→ **PROBLEM REQUIREMENTS**:
Report every line from the material that contains the word "here".

→ **DATA EXTRACT**:
####################

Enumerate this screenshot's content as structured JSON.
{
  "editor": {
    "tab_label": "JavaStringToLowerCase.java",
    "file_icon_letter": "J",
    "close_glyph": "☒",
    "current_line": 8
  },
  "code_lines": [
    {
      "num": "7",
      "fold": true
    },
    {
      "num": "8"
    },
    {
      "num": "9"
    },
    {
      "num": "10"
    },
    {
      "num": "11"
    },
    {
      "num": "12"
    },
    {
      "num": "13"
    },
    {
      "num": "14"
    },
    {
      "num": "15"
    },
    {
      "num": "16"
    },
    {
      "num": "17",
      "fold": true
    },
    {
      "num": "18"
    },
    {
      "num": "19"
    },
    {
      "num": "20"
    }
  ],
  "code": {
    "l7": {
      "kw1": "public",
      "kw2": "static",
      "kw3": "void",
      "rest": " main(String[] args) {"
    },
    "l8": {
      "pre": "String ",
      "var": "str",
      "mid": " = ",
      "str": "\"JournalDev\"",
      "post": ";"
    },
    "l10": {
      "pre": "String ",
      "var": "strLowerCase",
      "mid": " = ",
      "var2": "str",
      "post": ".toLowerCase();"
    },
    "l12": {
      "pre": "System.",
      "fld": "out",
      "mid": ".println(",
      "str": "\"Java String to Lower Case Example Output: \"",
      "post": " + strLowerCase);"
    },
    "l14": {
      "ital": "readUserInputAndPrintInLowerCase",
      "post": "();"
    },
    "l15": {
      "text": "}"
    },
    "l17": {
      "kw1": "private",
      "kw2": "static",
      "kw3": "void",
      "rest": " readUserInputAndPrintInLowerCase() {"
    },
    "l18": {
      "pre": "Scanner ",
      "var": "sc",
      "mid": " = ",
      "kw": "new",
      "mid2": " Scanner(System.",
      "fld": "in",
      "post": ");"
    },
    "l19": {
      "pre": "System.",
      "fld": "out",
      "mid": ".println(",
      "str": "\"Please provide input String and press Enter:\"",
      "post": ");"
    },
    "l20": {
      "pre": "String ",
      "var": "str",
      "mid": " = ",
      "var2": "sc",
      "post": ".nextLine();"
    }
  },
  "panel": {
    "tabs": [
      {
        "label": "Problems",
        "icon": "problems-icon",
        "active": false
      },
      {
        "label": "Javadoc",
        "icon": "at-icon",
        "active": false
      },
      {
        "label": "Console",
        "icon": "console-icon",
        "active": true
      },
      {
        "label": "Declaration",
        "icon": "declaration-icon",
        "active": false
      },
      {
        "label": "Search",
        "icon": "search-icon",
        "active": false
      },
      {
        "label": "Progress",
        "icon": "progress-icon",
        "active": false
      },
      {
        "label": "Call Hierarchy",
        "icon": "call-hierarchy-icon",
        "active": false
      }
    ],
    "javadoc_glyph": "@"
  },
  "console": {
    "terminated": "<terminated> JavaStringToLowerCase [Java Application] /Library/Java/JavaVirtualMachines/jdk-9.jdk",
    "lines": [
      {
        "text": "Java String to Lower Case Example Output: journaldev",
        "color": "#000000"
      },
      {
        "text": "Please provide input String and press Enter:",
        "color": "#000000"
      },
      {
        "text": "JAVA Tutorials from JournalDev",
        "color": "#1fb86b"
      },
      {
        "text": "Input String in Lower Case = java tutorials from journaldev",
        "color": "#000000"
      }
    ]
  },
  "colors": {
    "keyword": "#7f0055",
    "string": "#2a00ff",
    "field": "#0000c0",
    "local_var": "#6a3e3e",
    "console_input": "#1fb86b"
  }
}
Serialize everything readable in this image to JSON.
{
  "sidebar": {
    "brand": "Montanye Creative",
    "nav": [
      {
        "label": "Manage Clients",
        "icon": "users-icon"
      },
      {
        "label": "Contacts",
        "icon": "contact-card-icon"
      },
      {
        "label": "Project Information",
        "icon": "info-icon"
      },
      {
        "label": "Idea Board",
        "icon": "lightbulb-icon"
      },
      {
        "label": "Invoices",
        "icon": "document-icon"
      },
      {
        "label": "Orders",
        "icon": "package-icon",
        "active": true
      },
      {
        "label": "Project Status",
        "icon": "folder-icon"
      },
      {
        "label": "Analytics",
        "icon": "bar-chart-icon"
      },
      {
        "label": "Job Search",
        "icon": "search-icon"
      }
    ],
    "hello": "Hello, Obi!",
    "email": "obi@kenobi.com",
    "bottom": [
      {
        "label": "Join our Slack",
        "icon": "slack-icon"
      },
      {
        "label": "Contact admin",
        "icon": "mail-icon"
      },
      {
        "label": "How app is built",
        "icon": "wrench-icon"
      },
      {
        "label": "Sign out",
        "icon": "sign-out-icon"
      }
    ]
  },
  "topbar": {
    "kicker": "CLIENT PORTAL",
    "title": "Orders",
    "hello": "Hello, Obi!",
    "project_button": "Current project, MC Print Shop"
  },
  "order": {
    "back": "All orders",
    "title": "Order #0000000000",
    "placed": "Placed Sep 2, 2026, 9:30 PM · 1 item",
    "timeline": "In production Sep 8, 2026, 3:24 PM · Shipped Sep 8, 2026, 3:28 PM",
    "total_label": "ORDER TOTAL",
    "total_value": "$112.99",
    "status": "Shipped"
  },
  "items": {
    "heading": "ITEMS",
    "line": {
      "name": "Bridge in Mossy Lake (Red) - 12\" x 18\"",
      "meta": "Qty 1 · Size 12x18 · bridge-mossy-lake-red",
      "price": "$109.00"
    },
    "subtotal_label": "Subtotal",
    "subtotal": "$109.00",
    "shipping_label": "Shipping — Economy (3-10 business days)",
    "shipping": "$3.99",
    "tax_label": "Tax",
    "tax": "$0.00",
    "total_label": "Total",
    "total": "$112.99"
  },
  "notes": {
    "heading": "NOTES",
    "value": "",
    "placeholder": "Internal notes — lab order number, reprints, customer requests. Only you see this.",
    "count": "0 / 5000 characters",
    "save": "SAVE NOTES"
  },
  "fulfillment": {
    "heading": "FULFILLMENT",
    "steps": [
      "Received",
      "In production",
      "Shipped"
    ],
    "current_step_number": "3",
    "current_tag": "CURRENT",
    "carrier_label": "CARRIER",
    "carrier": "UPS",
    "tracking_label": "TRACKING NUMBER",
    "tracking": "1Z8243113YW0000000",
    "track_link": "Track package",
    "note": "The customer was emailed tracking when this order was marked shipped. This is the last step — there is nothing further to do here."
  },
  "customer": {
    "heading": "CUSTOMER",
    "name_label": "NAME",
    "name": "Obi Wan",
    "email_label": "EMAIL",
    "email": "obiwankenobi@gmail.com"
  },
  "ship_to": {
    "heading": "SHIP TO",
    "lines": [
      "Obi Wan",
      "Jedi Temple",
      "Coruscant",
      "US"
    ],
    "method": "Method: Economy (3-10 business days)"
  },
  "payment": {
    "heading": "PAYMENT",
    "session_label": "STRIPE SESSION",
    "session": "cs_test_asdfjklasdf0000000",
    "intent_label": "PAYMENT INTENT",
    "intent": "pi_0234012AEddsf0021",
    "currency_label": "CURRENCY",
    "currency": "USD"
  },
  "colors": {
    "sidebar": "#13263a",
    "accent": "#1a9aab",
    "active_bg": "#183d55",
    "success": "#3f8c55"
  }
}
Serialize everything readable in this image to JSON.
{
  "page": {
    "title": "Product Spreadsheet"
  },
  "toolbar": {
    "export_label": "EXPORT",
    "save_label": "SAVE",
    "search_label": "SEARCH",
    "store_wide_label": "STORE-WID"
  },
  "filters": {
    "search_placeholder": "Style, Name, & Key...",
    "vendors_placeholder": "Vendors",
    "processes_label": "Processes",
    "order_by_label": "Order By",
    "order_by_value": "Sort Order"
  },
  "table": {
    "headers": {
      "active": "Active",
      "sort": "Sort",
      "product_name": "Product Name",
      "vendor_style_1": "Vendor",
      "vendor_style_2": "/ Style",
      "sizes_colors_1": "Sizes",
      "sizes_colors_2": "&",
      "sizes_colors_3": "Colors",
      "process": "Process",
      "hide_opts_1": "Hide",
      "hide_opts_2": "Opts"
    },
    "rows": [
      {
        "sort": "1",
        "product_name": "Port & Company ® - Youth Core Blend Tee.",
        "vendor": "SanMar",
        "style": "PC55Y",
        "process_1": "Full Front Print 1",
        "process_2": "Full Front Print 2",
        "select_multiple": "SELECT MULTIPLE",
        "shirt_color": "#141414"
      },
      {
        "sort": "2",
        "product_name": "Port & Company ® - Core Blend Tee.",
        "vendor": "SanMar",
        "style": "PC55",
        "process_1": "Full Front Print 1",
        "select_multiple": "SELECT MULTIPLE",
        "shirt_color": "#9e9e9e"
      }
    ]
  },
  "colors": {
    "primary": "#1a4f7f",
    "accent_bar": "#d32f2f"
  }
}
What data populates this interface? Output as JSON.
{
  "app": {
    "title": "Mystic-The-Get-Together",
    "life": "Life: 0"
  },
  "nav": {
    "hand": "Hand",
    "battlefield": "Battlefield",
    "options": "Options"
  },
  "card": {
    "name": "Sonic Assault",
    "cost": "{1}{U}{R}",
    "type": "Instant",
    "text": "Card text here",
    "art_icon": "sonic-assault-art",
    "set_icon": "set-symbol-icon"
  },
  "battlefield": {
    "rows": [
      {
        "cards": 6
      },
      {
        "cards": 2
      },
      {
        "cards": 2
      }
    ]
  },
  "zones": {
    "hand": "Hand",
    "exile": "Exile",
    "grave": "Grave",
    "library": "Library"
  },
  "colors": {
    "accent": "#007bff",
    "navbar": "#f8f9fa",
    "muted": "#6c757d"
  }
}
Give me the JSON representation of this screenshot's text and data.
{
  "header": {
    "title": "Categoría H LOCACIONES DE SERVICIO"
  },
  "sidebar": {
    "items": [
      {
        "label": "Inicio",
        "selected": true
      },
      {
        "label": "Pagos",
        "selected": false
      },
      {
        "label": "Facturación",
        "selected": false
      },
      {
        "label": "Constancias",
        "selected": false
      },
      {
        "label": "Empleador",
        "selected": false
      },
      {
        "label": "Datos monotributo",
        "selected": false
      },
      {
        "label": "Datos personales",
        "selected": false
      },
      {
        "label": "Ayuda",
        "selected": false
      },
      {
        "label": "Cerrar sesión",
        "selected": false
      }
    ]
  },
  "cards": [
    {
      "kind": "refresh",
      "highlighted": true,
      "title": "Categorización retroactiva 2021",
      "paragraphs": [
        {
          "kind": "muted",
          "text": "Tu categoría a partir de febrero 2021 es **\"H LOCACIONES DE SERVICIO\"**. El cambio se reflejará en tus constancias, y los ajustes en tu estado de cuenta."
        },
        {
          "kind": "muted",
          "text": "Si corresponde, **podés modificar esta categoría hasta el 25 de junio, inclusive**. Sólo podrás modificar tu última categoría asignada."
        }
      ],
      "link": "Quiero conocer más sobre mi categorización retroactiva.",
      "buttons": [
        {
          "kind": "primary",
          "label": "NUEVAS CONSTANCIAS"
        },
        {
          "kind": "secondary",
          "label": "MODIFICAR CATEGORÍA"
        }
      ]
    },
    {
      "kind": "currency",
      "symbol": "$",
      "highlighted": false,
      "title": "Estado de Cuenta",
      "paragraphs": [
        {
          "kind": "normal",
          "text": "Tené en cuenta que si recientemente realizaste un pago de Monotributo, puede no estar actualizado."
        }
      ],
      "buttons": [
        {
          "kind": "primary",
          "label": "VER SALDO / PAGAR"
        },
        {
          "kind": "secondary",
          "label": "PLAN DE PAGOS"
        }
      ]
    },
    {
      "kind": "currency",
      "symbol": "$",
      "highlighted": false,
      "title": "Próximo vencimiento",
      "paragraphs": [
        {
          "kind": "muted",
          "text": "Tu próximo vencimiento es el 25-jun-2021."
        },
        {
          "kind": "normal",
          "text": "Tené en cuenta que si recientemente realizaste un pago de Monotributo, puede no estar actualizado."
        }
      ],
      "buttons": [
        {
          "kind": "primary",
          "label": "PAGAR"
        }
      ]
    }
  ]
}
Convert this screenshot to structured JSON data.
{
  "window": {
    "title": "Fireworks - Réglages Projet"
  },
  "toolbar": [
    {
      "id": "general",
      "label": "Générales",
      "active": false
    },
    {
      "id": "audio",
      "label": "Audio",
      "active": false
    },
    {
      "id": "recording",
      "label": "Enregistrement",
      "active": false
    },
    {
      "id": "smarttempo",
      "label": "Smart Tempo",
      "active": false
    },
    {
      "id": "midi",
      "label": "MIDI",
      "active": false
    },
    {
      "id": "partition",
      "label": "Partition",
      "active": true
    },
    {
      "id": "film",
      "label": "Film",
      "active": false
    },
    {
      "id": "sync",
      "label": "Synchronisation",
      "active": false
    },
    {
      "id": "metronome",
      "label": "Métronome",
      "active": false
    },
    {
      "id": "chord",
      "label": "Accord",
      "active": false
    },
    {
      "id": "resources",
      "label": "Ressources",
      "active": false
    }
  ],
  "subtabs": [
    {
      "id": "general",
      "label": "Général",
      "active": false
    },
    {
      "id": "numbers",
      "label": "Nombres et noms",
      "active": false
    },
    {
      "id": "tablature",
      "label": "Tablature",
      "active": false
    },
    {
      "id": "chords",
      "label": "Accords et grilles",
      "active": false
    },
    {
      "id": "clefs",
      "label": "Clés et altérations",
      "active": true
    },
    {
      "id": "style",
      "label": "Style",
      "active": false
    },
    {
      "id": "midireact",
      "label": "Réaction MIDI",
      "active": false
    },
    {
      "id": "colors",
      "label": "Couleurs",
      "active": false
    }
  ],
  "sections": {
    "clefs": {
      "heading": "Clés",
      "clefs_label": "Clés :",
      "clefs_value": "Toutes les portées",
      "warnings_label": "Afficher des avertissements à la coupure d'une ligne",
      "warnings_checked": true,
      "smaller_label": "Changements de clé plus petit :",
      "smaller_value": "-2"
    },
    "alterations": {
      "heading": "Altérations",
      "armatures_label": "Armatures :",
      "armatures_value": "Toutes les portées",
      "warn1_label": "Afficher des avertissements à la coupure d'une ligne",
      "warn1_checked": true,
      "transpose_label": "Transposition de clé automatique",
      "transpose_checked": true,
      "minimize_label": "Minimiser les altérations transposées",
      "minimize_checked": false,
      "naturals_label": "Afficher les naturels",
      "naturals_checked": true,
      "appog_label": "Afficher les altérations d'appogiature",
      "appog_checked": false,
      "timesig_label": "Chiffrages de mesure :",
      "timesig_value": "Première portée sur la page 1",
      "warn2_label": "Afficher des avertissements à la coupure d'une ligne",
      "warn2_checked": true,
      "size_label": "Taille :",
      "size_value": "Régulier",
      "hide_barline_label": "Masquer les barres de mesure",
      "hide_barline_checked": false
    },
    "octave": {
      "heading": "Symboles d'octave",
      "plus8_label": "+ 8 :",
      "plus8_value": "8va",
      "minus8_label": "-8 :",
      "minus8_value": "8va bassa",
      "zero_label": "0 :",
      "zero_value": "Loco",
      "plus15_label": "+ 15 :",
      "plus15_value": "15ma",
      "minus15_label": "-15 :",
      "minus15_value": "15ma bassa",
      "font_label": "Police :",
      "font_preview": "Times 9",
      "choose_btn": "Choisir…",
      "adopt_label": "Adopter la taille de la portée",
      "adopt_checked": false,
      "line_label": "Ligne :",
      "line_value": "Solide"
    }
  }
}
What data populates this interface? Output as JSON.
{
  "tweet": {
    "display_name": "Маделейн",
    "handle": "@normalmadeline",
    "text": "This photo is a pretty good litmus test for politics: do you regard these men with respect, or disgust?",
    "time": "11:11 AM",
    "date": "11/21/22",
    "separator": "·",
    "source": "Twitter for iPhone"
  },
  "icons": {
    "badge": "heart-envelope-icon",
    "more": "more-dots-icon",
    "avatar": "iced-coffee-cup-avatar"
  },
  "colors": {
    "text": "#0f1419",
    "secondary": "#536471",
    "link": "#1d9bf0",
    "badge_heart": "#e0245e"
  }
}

####################

→ **WRITTEN RESPONSE**:
    "note": "The customer was emailed tracking when this order was marked shipped. This is the last step — there is nothing further to do here."
    "text": "Card text here",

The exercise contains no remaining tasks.